◆ **WORKING DATA**
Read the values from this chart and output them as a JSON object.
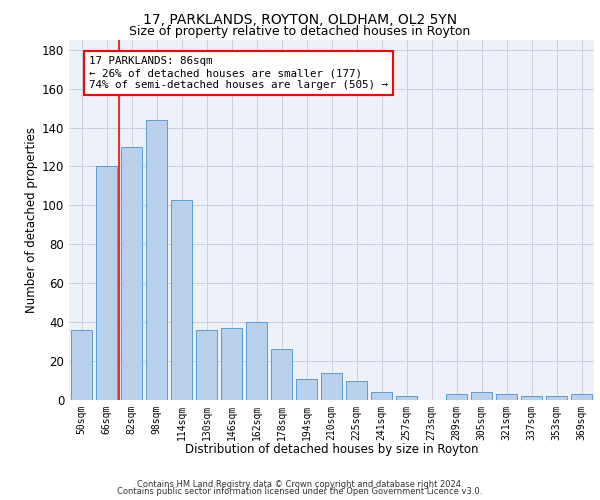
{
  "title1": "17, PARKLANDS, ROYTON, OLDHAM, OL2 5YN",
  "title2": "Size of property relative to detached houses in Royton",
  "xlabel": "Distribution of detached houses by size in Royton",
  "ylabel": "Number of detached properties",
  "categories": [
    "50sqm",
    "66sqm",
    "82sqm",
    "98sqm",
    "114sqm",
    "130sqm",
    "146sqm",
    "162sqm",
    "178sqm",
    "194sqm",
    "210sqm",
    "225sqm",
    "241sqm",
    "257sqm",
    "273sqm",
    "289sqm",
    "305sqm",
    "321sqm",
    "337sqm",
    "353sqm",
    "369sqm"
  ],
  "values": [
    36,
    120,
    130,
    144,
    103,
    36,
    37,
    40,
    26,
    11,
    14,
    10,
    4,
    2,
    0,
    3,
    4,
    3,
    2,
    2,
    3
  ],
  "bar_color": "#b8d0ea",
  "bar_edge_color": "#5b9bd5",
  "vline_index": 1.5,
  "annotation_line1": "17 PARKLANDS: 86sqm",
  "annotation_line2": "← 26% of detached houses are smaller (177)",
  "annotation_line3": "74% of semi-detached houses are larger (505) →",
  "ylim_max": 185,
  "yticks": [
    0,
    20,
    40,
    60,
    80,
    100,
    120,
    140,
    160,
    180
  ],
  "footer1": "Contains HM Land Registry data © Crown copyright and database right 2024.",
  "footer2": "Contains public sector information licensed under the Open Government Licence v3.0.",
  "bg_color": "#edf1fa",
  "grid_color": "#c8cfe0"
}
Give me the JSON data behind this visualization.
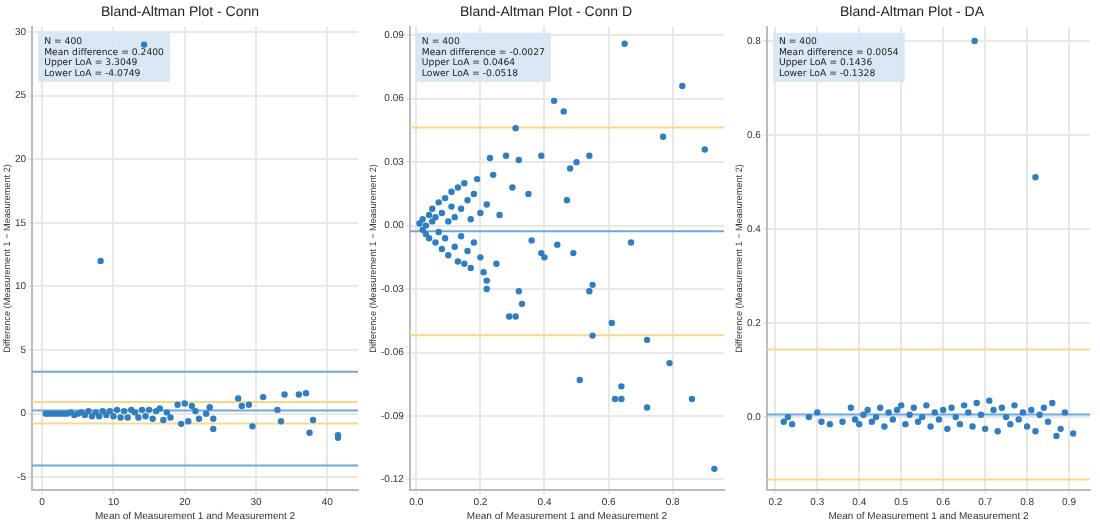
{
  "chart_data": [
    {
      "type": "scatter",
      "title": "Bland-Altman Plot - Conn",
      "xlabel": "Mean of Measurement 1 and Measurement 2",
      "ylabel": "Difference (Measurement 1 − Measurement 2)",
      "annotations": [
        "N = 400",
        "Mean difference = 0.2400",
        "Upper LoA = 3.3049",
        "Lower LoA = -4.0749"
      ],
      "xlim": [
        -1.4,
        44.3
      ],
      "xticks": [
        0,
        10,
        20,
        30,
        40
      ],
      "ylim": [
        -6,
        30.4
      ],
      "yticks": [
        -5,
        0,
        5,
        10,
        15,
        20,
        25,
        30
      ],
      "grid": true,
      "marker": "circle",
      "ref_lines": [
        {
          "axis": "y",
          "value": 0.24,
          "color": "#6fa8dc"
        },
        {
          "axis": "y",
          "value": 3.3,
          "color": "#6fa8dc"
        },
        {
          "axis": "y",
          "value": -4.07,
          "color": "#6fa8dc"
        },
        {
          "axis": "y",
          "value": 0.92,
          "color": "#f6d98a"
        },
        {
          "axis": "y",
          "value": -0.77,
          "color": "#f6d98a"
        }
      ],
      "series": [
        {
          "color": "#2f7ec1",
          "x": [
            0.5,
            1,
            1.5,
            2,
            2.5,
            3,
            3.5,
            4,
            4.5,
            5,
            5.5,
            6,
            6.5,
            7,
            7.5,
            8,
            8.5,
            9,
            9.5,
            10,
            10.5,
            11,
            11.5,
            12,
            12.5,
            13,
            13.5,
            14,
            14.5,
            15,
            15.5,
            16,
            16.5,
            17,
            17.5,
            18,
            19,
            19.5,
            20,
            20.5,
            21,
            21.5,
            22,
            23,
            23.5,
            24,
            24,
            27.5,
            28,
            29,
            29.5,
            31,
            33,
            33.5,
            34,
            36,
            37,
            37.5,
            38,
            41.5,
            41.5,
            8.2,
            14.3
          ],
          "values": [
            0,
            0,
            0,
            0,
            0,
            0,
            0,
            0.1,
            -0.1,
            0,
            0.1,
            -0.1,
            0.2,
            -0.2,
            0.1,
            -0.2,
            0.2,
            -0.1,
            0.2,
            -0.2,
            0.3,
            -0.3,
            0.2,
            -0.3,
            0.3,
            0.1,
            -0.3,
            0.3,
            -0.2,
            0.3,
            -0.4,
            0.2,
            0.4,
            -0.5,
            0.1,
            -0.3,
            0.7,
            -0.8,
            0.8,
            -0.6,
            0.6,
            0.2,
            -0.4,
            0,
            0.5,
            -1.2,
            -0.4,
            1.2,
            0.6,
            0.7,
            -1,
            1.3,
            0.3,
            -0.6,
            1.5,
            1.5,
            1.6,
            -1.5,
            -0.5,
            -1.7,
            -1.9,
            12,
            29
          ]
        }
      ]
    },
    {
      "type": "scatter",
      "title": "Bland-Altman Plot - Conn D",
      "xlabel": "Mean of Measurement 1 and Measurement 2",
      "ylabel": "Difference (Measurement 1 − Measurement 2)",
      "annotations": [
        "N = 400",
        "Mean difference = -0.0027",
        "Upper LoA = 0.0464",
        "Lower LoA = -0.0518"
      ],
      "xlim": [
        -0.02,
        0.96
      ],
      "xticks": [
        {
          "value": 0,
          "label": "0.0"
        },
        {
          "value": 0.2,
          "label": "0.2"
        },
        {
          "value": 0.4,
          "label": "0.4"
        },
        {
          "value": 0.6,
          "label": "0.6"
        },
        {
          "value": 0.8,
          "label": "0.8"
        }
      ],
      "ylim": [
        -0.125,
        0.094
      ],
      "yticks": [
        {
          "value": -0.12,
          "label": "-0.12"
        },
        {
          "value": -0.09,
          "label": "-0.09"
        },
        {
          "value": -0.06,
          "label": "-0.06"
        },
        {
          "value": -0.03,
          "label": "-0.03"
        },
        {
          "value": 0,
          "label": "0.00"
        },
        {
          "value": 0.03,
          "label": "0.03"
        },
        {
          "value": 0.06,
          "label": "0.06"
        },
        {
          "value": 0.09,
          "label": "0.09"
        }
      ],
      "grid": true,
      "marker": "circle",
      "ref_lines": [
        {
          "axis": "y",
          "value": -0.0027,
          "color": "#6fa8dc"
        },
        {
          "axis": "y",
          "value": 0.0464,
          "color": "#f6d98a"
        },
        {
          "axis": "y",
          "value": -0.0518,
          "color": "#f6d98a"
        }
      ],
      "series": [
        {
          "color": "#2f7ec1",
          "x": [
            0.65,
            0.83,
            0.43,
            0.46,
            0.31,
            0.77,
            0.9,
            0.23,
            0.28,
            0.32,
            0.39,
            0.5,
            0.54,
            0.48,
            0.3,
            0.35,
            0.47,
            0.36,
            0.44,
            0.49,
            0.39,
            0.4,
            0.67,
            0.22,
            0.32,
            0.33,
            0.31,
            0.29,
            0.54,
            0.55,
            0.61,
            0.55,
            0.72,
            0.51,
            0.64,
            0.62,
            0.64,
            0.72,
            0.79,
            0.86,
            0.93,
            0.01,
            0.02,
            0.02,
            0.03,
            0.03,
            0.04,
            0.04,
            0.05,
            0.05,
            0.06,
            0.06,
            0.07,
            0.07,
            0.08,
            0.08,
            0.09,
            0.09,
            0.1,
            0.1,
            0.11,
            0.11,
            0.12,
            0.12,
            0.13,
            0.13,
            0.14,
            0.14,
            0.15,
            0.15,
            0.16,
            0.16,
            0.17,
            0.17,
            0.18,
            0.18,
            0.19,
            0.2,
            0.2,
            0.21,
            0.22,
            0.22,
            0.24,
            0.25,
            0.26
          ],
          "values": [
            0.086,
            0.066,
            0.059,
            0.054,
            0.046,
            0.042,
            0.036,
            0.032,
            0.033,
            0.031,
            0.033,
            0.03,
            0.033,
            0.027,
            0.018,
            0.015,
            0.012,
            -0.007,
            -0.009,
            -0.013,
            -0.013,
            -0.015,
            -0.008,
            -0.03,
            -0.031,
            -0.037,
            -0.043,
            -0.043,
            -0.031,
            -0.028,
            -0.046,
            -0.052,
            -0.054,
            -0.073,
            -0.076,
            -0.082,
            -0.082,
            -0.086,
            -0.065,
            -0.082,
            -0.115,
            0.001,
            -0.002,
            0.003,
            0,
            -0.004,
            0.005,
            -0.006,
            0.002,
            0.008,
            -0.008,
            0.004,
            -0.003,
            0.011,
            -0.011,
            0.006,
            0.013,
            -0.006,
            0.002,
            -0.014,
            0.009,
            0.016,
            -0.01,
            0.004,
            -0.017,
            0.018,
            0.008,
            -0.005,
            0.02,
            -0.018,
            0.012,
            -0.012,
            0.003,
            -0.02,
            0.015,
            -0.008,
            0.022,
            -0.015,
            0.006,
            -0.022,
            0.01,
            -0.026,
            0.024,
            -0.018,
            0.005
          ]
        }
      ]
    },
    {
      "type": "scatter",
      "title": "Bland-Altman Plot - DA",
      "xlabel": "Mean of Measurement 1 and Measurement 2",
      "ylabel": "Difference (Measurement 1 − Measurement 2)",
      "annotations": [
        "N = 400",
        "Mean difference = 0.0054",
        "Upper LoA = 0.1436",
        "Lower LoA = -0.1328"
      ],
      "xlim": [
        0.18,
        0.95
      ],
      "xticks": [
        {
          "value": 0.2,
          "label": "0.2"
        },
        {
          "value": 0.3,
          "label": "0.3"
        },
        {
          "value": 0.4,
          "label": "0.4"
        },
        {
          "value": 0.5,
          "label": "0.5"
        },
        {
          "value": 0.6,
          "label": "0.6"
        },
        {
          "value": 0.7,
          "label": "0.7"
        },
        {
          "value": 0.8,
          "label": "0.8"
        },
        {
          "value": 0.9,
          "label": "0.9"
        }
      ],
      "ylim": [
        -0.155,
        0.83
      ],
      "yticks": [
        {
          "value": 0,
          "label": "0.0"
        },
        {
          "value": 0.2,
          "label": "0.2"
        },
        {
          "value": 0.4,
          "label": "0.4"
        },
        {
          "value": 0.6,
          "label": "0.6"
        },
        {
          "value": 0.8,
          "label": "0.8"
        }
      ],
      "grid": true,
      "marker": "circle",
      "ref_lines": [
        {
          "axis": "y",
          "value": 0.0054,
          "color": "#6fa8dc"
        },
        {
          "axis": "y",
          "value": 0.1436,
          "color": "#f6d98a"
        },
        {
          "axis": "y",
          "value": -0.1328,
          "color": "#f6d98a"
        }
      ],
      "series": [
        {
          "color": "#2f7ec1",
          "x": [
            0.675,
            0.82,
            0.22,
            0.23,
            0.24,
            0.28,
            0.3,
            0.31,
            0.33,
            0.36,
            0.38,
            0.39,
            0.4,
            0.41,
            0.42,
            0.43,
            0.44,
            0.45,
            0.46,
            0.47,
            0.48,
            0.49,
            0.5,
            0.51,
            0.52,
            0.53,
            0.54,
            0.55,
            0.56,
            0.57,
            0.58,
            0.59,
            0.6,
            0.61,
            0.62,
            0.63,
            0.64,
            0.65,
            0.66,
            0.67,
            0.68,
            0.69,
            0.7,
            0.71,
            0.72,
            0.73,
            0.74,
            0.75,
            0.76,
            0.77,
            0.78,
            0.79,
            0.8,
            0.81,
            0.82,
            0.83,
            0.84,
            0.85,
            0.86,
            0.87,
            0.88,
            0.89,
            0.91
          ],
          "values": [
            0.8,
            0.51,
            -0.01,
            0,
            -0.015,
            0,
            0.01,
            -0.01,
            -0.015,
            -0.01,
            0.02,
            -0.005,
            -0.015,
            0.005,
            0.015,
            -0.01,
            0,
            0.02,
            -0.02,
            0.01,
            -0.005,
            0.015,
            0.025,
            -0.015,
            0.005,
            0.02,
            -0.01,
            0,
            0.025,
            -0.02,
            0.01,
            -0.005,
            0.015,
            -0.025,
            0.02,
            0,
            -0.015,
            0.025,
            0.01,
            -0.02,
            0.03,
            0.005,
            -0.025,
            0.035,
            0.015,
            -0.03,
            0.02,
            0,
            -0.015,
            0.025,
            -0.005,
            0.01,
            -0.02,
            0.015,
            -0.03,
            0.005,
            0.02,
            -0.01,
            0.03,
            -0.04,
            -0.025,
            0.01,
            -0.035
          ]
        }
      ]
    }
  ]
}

◆ **EXERCISE TASK**
Pull every line containing "detached" out of the records.

◆ **RESULT BELOW**
  "title2": "Size of property relative to detached houses in Royton",
  "xlabel": "Distribution of detached houses by size in Royton",
  "ylabel": "Number of detached properties",
  "annotation_line2": "← 26% of detached houses are smaller (177)",
  "annotation_line3": "74% of semi-detached houses are larger (505) →",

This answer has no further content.